Source data
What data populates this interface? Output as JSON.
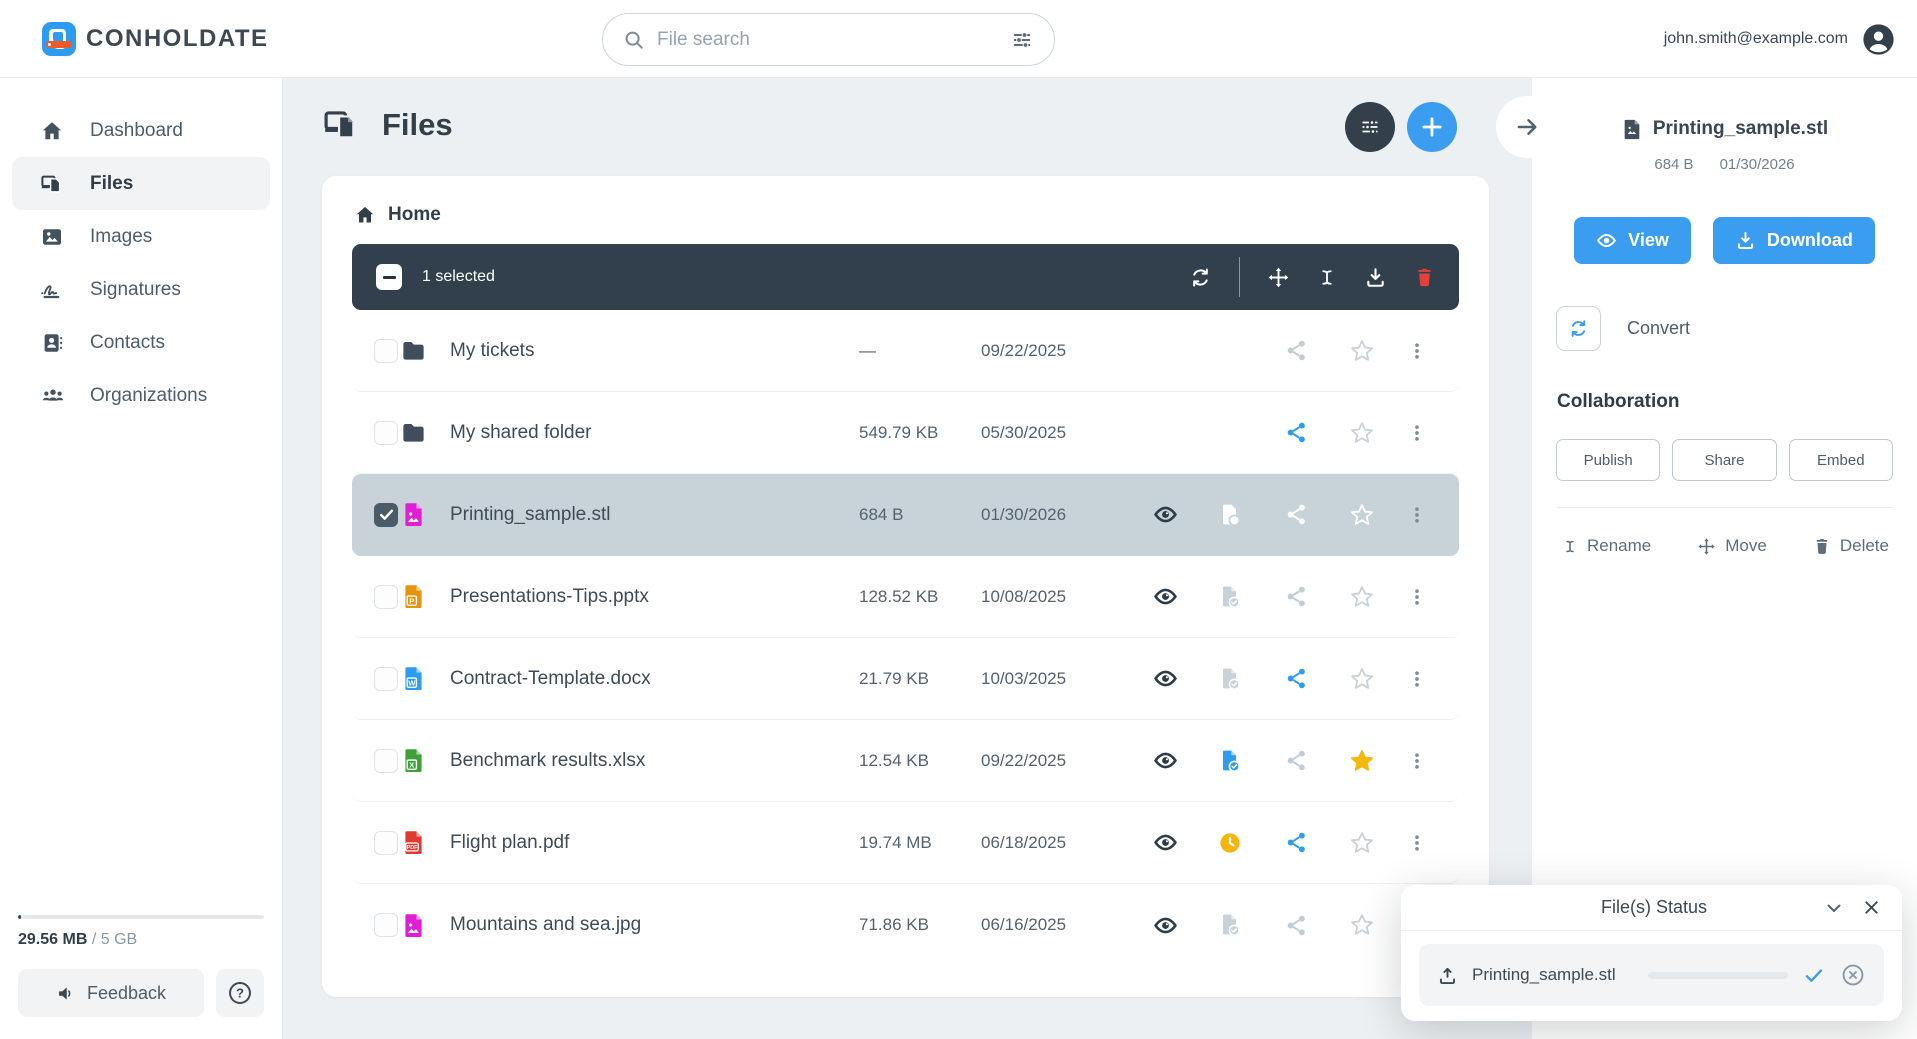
{
  "header": {
    "brand": "CONHOLDATE",
    "search_placeholder": "File search",
    "user_email": "john.smith@example.com"
  },
  "sidebar": {
    "items": [
      {
        "label": "Dashboard",
        "icon": "home-icon",
        "active": false
      },
      {
        "label": "Files",
        "icon": "files-icon",
        "active": true
      },
      {
        "label": "Images",
        "icon": "image-icon",
        "active": false
      },
      {
        "label": "Signatures",
        "icon": "signature-icon",
        "active": false
      },
      {
        "label": "Contacts",
        "icon": "contacts-icon",
        "active": false
      },
      {
        "label": "Organizations",
        "icon": "organizations-icon",
        "active": false
      }
    ],
    "storage": {
      "used": "29.56 MB",
      "total": "/ 5 GB",
      "percent": 1.2
    },
    "feedback_label": "Feedback"
  },
  "main": {
    "title": "Files",
    "breadcrumb": "Home",
    "toolbar": {
      "selected_text": "1 selected"
    },
    "files": [
      {
        "name": "My tickets",
        "type": "folder",
        "size": "—",
        "date": "09/22/2025",
        "eye": false,
        "status": "none",
        "shared": false,
        "starred": false,
        "selected": false
      },
      {
        "name": "My shared folder",
        "type": "folder",
        "size": "549.79 KB",
        "date": "05/30/2025",
        "eye": false,
        "status": "none",
        "shared": true,
        "starred": false,
        "selected": false
      },
      {
        "name": "Printing_sample.stl",
        "type": "stl",
        "size": "684 B",
        "date": "01/30/2026",
        "eye": true,
        "status": "check",
        "shared": false,
        "starred": false,
        "selected": true
      },
      {
        "name": "Presentations-Tips.pptx",
        "type": "pptx",
        "size": "128.52 KB",
        "date": "10/08/2025",
        "eye": true,
        "status": "check",
        "shared": false,
        "starred": false,
        "selected": false
      },
      {
        "name": "Contract-Template.docx",
        "type": "docx",
        "size": "21.79 KB",
        "date": "10/03/2025",
        "eye": true,
        "status": "check",
        "shared": true,
        "starred": false,
        "selected": false
      },
      {
        "name": "Benchmark results.xlsx",
        "type": "xlsx",
        "size": "12.54 KB",
        "date": "09/22/2025",
        "eye": true,
        "status": "check-done",
        "shared": false,
        "starred": true,
        "selected": false
      },
      {
        "name": "Flight plan.pdf",
        "type": "pdf",
        "size": "19.74 MB",
        "date": "06/18/2025",
        "eye": true,
        "status": "clock",
        "shared": true,
        "starred": false,
        "selected": false
      },
      {
        "name": "Mountains and sea.jpg",
        "type": "jpg",
        "size": "71.86 KB",
        "date": "06/16/2025",
        "eye": true,
        "status": "check",
        "shared": false,
        "starred": false,
        "selected": false
      }
    ]
  },
  "details": {
    "file_name": "Printing_sample.stl",
    "file_size": "684 B",
    "file_date": "01/30/2026",
    "view_label": "View",
    "download_label": "Download",
    "convert_label": "Convert",
    "collaboration_title": "Collaboration",
    "collab_buttons": [
      "Publish",
      "Share",
      "Embed"
    ],
    "rename_label": "Rename",
    "move_label": "Move",
    "delete_label": "Delete"
  },
  "status_popup": {
    "title": "File(s) Status",
    "file_name": "Printing_sample.stl",
    "progress_percent": 100
  },
  "colors": {
    "accent_blue": "#3b9df0",
    "dark_slate": "#32404d",
    "star_yellow": "#f7b80d",
    "pending_yellow": "#f5b50b",
    "danger_red": "#e3403a",
    "selected_row": "#c8d2d9",
    "muted_icon": "#c3ccd3"
  }
}
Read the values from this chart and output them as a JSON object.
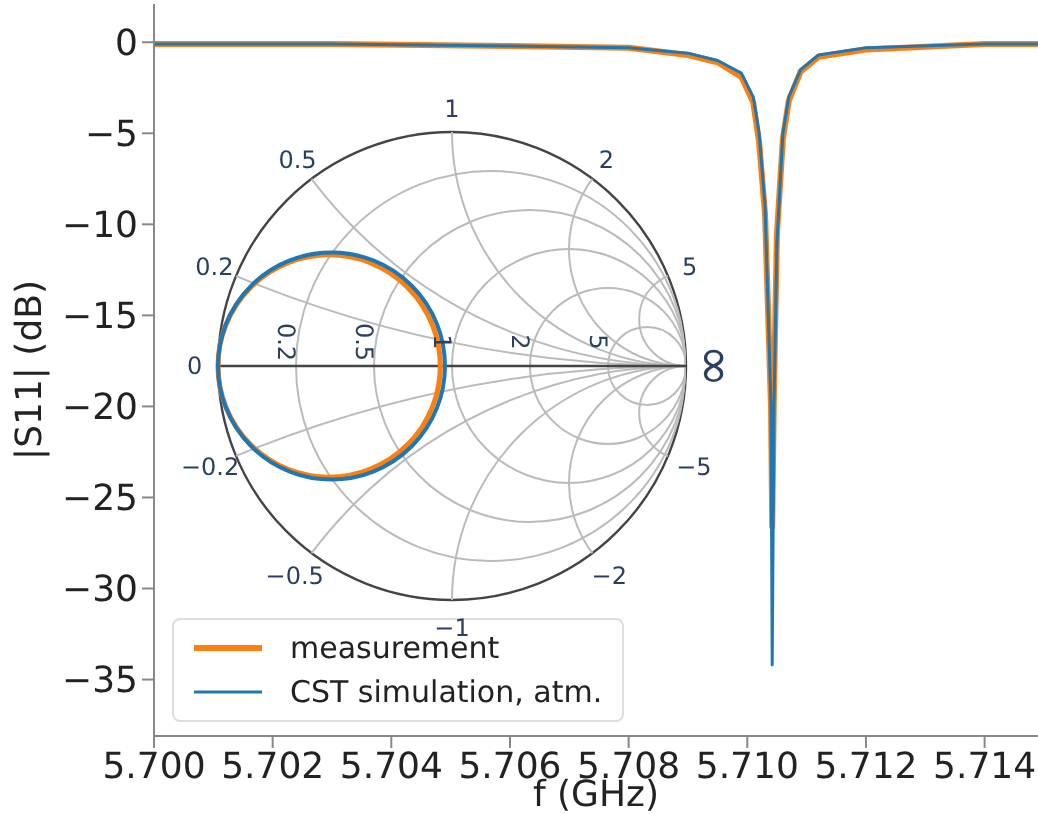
{
  "chart_data": [
    {
      "type": "line",
      "xlabel": "f (GHz)",
      "ylabel": "|S11| (dB)",
      "xlim": [
        5.7,
        5.7149
      ],
      "ylim": [
        -38.1,
        2.1
      ],
      "xticks": [
        {
          "value": 5.7,
          "label": "5.700"
        },
        {
          "value": 5.702,
          "label": "5.702"
        },
        {
          "value": 5.704,
          "label": "5.704"
        },
        {
          "value": 5.706,
          "label": "5.706"
        },
        {
          "value": 5.708,
          "label": "5.708"
        },
        {
          "value": 5.71,
          "label": "5.710"
        },
        {
          "value": 5.712,
          "label": "5.712"
        },
        {
          "value": 5.714,
          "label": "5.714"
        }
      ],
      "yticks": [
        -35,
        -30,
        -25,
        -20,
        -15,
        -10,
        -5,
        0
      ],
      "grid": false,
      "legend": "bottom left",
      "marker": "none",
      "line_style": "solid",
      "series": [
        {
          "name": "measurement",
          "color": "#ff7f0e",
          "x": [
            5.7,
            5.703,
            5.706,
            5.708,
            5.709,
            5.7095,
            5.7099,
            5.7101,
            5.7102,
            5.7103,
            5.7104,
            5.71042,
            5.71045,
            5.7105,
            5.7106,
            5.7107,
            5.7109,
            5.7112,
            5.712,
            5.714,
            5.7149
          ],
          "values": [
            -0.1,
            -0.1,
            -0.2,
            -0.3,
            -0.7,
            -1.1,
            -1.9,
            -3.3,
            -5.5,
            -9.5,
            -20,
            -26.6,
            -19,
            -10.5,
            -5.3,
            -3.2,
            -1.6,
            -0.8,
            -0.4,
            -0.1,
            -0.1
          ]
        },
        {
          "name": "CST simulation, atm.",
          "color": "#1f77b4",
          "x": [
            5.7,
            5.703,
            5.706,
            5.708,
            5.709,
            5.7095,
            5.7099,
            5.7101,
            5.7102,
            5.7103,
            5.7104,
            5.71042,
            5.71045,
            5.7105,
            5.7106,
            5.7107,
            5.7109,
            5.7112,
            5.712,
            5.714,
            5.7149
          ],
          "values": [
            -0.1,
            -0.1,
            -0.2,
            -0.3,
            -0.6,
            -1.0,
            -1.7,
            -3.0,
            -5,
            -9,
            -20,
            -34.2,
            -20,
            -11,
            -5,
            -3,
            -1.5,
            -0.7,
            -0.3,
            -0.1,
            -0.1
          ]
        }
      ]
    },
    {
      "type": "other",
      "annotations": [
        "1",
        "0.5",
        "2",
        "0.2",
        "5",
        "0",
        "∞",
        "−0.2",
        "−5",
        "−0.5",
        "−2",
        "−1",
        "0.2",
        "0.5",
        "1",
        "2",
        "5"
      ]
    }
  ]
}
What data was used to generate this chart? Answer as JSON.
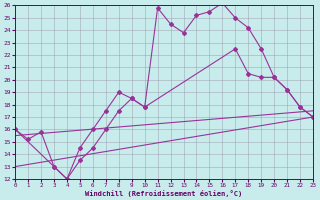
{
  "xlabel": "Windchill (Refroidissement éolien,°C)",
  "bg_color": "#c8ecec",
  "grid_color": "#9999aa",
  "line_color": "#993399",
  "xmin": 0,
  "xmax": 23,
  "ymin": 12,
  "ymax": 26,
  "line1_x": [
    0,
    1,
    2,
    3,
    4,
    5,
    6,
    7,
    8,
    9,
    10,
    11,
    12,
    13,
    14,
    15,
    16,
    17,
    18,
    19,
    20,
    21,
    22,
    23
  ],
  "line1_y": [
    16.0,
    15.2,
    15.8,
    13.0,
    12.0,
    14.5,
    16.0,
    17.5,
    19.0,
    18.5,
    17.8,
    25.8,
    24.5,
    23.8,
    25.2,
    25.5,
    26.2,
    25.0,
    24.2,
    22.5,
    20.2,
    19.2,
    17.8,
    17.0
  ],
  "line2_x": [
    0,
    3,
    4,
    5,
    6,
    7,
    8,
    9,
    10,
    17,
    18,
    19,
    20,
    21,
    22,
    23
  ],
  "line2_y": [
    16.0,
    13.0,
    12.0,
    13.5,
    14.5,
    16.0,
    17.5,
    18.5,
    17.8,
    22.5,
    20.5,
    20.2,
    20.2,
    19.2,
    17.8,
    17.0
  ],
  "line3_x": [
    0,
    23
  ],
  "line3_y": [
    15.5,
    17.5
  ],
  "line4_x": [
    0,
    23
  ],
  "line4_y": [
    13.0,
    17.0
  ],
  "xticks": [
    0,
    1,
    2,
    3,
    4,
    5,
    6,
    7,
    8,
    9,
    10,
    11,
    12,
    13,
    14,
    15,
    16,
    17,
    18,
    19,
    20,
    21,
    22,
    23
  ],
  "yticks": [
    12,
    13,
    14,
    15,
    16,
    17,
    18,
    19,
    20,
    21,
    22,
    23,
    24,
    25,
    26
  ]
}
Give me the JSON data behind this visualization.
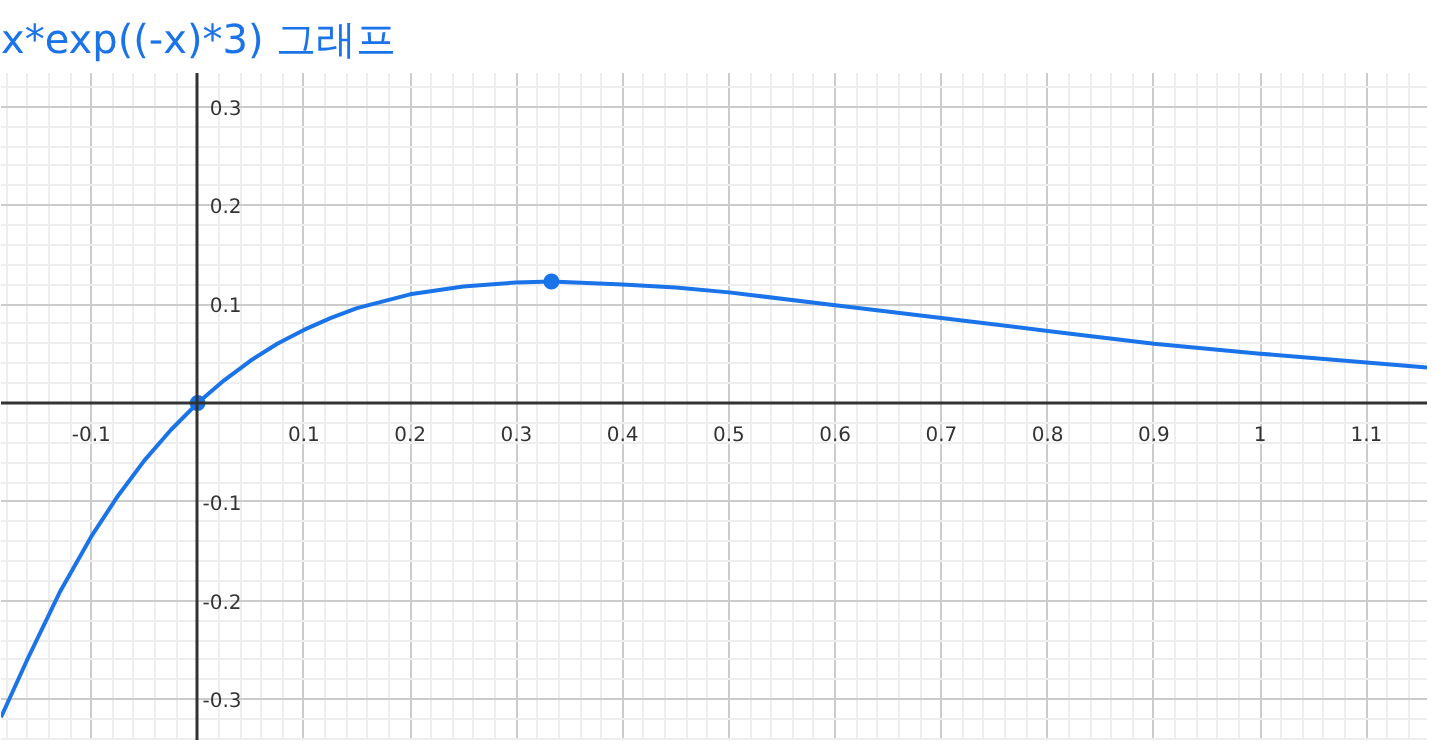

**TO BE DONE:**
How many lines in the records above hold the word "pptx"? Give only the number.

**CORRECT OUTPUT:**
2